Photo by Steve Viksjo

I have been in the food services industry since 1978. I’m a little bit older than I look. I went from waitress, to manager, to working in the kitchen. I’d been working with GMHC as a volunteer since the ’80s, and I sort of fell into this job from working for another organization. I found out that I’m good at it, I love it. The person who was here before me is the one who taught me so much about the kitchen.

The GMHC meals program began for people with HIV and AIDS to eat in a safe and non-judgmental place. Back in the late ’80s and early ’90s, if people were visibly wasting, they weren’t welcome in restaurants and other venues. That’s how it got started. Today, we serve meals five days a week, Monday through Friday. Lunch Monday through Thursday, and Friday is dinner.

I’ll usually be here at 8 a.m. We have a very limited amount of staff, so we’re all hands on, setting up the room, getting it ready for the clients. We’re kind of like a MASH unit. Sometimes you get something thrown at you. The oven breaks. OK, we’re steaming a lot of food. It’s always a surprise. You’ll see me running out here with a mop a lot. There’s no such thing as just one job.

We serve anywhere from 250 to 400 meals a day. It consists of a meat, a fish, and a vegetarian dish. Then we have a salad bar — vegetables, tuna, lettuce, cheese, a variety of salad dressings — fresh fruit, and bread, always a whole grain bread. Chicken parmesan is the most popular meal, next to meatloaf. Our clients love meatloaf. If they don’t see meatloaf for two weeks, I won’t stop hearing about it. And I’ll tell you the secret ingredient. The secret ingredient is love — I love making it, but I don’t like eating it.

Clients love bold flavors, the flavors that are right in your face. I meet with the nutritionist here, who oversees the food pantry program — we have a dialogue about the food that’s the most healthful for them. The menus need to be low in sodium, so I created a spice mix that we use — it has granulated garlic, Spanish paprika, granulated onion, parsley, rosemary, thyme, oregano. It varies, I’ll change it month to month. I teach clients that there are other methods for making your food flavorful without adding salt. Lemon juice, too.

When you watch the room fill up, each table has a personality. One table, they meet every day for lunch, and they’ll spend the whole day sitting in here, having conversations. If it’s somebody’s birthday, they’ll celebrate their birthday at the table. There are little communities. This is what they do, they’ll spend the whole day here with each other before they go off. It’s nice. It’s a safe place to be.

Then I spend part of my day putting together menus. I have meetings with my staff — they’ll bring menus to the table that they want to try and we’ll play around to try to make it work. We like to take it up a notch, make it creative. We have a couple of food purveyors that we order from, and we get grants to pay for that. And then we have Food Bank. Today the Food Bank sent us eighty cases of food. We’ll get rid of it within the month. We go through it so quickly.

When you watch the room fill up, each table has a personality.

______________________________

__What you will do__
a: Answer these from the GMHC kitchen account:
(i) In what year did the speaker start in the food services industry?
(ii) Which meal is served on Fridays?
(iii) How many cases of food did the Food Bank send that day?
b: According to the GMHC kitchen account, why did the speaker create a spice mix for the meals? Answer in one to three sentences.
c: Carry on the GMHC kitchen account in the speaker's voice, starting right after its final sentence.
The records that come next are separate material, unrelated to the GMHC kitchen account.

______________________________

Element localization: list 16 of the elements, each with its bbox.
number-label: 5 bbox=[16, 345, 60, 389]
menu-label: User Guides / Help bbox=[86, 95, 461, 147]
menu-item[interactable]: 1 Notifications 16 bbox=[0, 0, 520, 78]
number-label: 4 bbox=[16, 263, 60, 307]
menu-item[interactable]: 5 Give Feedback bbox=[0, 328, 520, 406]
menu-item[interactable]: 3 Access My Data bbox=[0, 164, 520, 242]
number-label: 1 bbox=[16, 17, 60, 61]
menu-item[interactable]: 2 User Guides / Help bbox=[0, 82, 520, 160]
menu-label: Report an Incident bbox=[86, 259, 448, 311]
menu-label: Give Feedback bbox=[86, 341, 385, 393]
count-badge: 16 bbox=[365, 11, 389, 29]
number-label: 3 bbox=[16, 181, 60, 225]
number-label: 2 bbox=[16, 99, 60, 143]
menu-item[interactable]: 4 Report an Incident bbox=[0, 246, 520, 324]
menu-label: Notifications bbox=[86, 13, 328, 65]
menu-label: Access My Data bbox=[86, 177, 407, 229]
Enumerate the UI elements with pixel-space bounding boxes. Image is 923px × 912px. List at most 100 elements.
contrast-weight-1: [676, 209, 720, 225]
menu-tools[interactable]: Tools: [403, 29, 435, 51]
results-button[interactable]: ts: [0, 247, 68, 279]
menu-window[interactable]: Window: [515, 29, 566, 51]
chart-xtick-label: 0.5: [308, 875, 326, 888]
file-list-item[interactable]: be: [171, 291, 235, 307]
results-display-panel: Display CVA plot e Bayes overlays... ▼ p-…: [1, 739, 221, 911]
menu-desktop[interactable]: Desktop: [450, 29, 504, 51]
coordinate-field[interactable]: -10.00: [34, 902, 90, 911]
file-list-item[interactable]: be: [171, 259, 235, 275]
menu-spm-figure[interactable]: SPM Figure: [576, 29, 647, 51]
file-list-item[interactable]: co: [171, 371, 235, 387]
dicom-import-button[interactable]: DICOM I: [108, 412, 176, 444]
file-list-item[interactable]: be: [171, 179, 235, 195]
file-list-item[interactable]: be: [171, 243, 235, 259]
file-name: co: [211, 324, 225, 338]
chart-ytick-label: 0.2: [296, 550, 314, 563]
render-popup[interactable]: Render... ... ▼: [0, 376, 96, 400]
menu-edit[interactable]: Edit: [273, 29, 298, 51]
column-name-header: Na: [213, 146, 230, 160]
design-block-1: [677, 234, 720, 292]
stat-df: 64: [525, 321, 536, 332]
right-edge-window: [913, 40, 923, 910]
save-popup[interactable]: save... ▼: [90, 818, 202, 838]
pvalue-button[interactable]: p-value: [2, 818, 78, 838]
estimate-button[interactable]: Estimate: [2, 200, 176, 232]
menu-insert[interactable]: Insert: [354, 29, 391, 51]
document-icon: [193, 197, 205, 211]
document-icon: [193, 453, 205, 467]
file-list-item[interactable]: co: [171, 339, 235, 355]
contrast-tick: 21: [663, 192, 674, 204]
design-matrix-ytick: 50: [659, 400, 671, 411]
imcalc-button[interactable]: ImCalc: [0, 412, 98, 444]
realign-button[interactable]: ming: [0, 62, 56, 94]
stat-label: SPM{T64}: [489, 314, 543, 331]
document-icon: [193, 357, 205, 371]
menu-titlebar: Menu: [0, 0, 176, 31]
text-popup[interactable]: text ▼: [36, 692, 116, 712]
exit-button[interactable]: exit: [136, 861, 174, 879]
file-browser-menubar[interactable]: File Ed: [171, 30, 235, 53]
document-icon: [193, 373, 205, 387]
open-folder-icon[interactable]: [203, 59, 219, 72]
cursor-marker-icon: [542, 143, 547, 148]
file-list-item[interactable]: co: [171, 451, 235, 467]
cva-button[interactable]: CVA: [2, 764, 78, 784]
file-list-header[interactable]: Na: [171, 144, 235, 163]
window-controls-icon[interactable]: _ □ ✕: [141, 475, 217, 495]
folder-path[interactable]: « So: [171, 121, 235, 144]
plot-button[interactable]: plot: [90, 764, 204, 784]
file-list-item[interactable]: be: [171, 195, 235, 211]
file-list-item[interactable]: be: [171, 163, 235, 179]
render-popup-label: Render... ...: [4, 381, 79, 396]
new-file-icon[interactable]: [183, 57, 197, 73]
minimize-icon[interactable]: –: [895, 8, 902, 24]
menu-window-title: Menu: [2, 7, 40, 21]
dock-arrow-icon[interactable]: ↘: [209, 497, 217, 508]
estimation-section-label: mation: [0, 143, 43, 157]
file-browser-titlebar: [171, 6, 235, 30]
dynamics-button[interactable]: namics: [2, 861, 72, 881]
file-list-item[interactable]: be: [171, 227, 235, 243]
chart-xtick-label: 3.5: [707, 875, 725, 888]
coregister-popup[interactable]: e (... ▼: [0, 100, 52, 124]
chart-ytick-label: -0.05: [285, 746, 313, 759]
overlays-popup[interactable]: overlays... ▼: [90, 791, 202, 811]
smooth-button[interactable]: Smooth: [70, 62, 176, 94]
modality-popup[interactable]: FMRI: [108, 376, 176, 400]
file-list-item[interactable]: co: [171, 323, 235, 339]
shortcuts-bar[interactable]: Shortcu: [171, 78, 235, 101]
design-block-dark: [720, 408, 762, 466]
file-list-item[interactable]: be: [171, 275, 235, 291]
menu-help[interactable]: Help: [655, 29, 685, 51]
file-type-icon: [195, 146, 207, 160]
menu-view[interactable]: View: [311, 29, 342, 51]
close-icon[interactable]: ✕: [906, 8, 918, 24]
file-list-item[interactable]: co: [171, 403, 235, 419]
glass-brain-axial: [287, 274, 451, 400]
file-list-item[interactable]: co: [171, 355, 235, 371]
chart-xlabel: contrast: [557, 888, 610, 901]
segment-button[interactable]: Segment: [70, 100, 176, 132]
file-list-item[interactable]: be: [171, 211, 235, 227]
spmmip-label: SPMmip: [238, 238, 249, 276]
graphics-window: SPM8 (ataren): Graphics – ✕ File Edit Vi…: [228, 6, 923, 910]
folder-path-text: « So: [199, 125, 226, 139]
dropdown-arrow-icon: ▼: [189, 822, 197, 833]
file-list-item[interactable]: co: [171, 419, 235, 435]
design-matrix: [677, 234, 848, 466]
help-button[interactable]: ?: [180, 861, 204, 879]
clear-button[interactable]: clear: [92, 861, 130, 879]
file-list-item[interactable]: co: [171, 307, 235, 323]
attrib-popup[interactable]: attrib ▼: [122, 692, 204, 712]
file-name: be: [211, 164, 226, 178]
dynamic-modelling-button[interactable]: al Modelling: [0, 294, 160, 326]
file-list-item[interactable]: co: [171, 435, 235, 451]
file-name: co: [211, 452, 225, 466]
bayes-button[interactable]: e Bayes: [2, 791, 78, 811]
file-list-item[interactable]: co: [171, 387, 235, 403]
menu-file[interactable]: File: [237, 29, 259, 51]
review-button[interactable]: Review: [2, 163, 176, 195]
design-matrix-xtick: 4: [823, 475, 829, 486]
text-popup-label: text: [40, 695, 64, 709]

______________________________

__Answers for the exercise__
a:
(i) 1978
(ii) Dinner
(iii) Eighty

b: The menus have to be low in sodium, so the spice mix gives clients the bold flavors they love without added salt. It contains granulated garlic, Spanish paprika, granulated onion, parsley, rosemary, thyme and oregano.

c:
Each year we do two holiday meals, one is a Thanksgiving dinner the day before Thanksgiving, and then a holiday meal in December. There are clients who aren’t allowed in their families’ homes, or they’ve been written off because they’re a person living with HIV or AIDS and/or gay or transgender. It’s hard enough for anyone to get through the holidays, but it gets bumped up for them. All the emotions. This year we served just under 500 people for Thanksgiving, and over 500 for the holiday meal. It was amazing. Hors d’oeuvres, dinner, dessert. We have four seatings — 125 per seating, and then a standby line. Everybody eats.

Many of our clients have history of homelessness and hunger. There are times when we can’t offer seconds at lunch and dinner, so we always try and make the first round a worthwhile one. And because of the cuts in food stamps and some of our grants, and the high price of food today, we have a waiting list of about 300 people for our Keith Haring Food Pantry Program.

Every month I hold two cooking demos so that I can teach clients how best to use their pantry bags that we distribute through the food pantry program. Ultimately what we’d like to do is build a recipe book. It’s always geared toward the hot plate. Not everybody has the ability to cook in their apartment. In SRO [single room occupancy], it’s a hot plate, if anything, so we have to teach them along those lines.

The challenging part with my job is trying to please everyone. They’ll tell you what’s what. Every day I walk through the tables and talk to the clients and see how the food is. I have a client who can’t have tomato products, and one day I had two dishes with tomato in it. That was my mistake. He was upset. He and I actually bumped into each other on the bus later, and he was like, “I didn’t mean to get upset at you!” and I was like, “Dude, you’re fine!” I want to please people, and it’s the hardest thing to do.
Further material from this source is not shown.